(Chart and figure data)
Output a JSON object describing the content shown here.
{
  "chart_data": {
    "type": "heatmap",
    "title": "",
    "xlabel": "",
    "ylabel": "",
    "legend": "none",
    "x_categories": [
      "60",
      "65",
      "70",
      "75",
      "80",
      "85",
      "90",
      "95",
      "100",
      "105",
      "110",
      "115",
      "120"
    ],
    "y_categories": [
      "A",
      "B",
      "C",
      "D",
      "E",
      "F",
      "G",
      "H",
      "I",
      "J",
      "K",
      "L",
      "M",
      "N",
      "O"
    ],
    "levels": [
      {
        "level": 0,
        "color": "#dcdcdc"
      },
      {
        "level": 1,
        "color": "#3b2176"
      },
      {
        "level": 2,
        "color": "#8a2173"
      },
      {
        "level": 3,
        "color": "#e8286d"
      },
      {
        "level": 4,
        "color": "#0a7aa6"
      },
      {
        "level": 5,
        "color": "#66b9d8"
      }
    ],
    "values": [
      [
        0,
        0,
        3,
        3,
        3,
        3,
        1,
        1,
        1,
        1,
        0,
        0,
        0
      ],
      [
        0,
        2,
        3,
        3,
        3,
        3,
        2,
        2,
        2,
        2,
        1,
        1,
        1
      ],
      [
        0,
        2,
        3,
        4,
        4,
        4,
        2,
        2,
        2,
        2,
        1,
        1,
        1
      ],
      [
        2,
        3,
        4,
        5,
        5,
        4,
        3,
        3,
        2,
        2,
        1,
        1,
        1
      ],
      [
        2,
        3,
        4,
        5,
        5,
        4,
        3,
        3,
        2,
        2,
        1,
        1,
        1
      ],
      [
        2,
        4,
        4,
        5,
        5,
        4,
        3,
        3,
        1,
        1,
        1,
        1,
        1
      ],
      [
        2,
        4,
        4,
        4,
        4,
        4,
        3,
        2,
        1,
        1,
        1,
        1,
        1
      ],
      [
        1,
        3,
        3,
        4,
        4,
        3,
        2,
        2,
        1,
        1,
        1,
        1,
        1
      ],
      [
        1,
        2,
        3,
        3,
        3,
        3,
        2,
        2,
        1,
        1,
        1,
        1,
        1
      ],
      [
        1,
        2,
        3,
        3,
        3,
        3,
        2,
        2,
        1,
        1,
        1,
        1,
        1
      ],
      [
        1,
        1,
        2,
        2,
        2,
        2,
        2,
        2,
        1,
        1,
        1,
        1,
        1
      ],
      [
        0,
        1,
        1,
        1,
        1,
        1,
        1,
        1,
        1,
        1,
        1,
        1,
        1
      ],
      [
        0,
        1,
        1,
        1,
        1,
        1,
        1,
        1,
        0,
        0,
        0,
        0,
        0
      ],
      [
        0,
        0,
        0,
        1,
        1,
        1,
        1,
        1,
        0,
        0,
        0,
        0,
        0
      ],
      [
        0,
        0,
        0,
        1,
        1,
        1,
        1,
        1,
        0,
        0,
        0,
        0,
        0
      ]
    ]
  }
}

[AIM]: From the preceding material, extract every line exactly.

[SOLUTION FOR THIS TASK]:
Output a JSON object describing the content shown here.
{
  "chart_data": {
    "type": "heatmap",
    "title": "",
    "xlabel": "",
    "ylabel": "",
    "legend": "none",
    "x_categories": [
      "60",
      "65",
      "70",
      "75",
      "80",
      "85",
      "90",
      "95",
      "100",
      "105",
      "110",
      "115",
      "120"
    ],
    "y_categories": [
      "A",
      "B",
      "C",
      "D",
      "E",
      "F",
      "G",
      "H",
      "I",
      "J",
      "K",
      "L",
      "M",
      "N",
      "O"
    ],
    "levels": [
      {
        "level": 0,
        "color": "#dcdcdc"
      },
      {
        "level": 1,
        "color": "#3b2176"
      },
      {
        "level": 2,
        "color": "#8a2173"
      },
      {
        "level": 3,
        "color": "#e8286d"
      },
      {
        "level": 4,
        "color": "#0a7aa6"
      },
      {
        "level": 5,
        "color": "#66b9d8"
      }
    ],
    "values": [
      [
        0,
        0,
        3,
        3,
        3,
        3,
        1,
        1,
        1,
        1,
        0,
        0,
        0
      ],
      [
        0,
        2,
        3,
        3,
        3,
        3,
        2,
        2,
        2,
        2,
        1,
        1,
        1
      ],
      [
        0,
        2,
        3,
        4,
        4,
        4,
        2,
        2,
        2,
        2,
        1,
        1,
        1
      ],
      [
        2,
        3,
        4,
        5,
        5,
        4,
        3,
        3,
        2,
        2,
        1,
        1,
        1
      ],
      [
        2,
        3,
        4,
        5,
        5,
        4,
        3,
        3,
        2,
        2,
        1,
        1,
        1
      ],
      [
        2,
        4,
        4,
        5,
        5,
        4,
        3,
        3,
        1,
        1,
        1,
        1,
        1
      ],
      [
        2,
        4,
        4,
        4,
        4,
        4,
        3,
        2,
        1,
        1,
        1,
        1,
        1
      ],
      [
        1,
        3,
        3,
        4,
        4,
        3,
        2,
        2,
        1,
        1,
        1,
        1,
        1
      ],
      [
        1,
        2,
        3,
        3,
        3,
        3,
        2,
        2,
        1,
        1,
        1,
        1,
        1
      ],
      [
        1,
        2,
        3,
        3,
        3,
        3,
        2,
        2,
        1,
        1,
        1,
        1,
        1
      ],
      [
        1,
        1,
        2,
        2,
        2,
        2,
        2,
        2,
        1,
        1,
        1,
        1,
        1
      ],
      [
        0,
        1,
        1,
        1,
        1,
        1,
        1,
        1,
        1,
        1,
        1,
        1,
        1
      ],
      [
        0,
        1,
        1,
        1,
        1,
        1,
        1,
        1,
        0,
        0,
        0,
        0,
        0
      ],
      [
        0,
        0,
        0,
        1,
        1,
        1,
        1,
        1,
        0,
        0,
        0,
        0,
        0
      ],
      [
        0,
        0,
        0,
        1,
        1,
        1,
        1,
        1,
        0,
        0,
        0,
        0,
        0
      ]
    ]
  }
}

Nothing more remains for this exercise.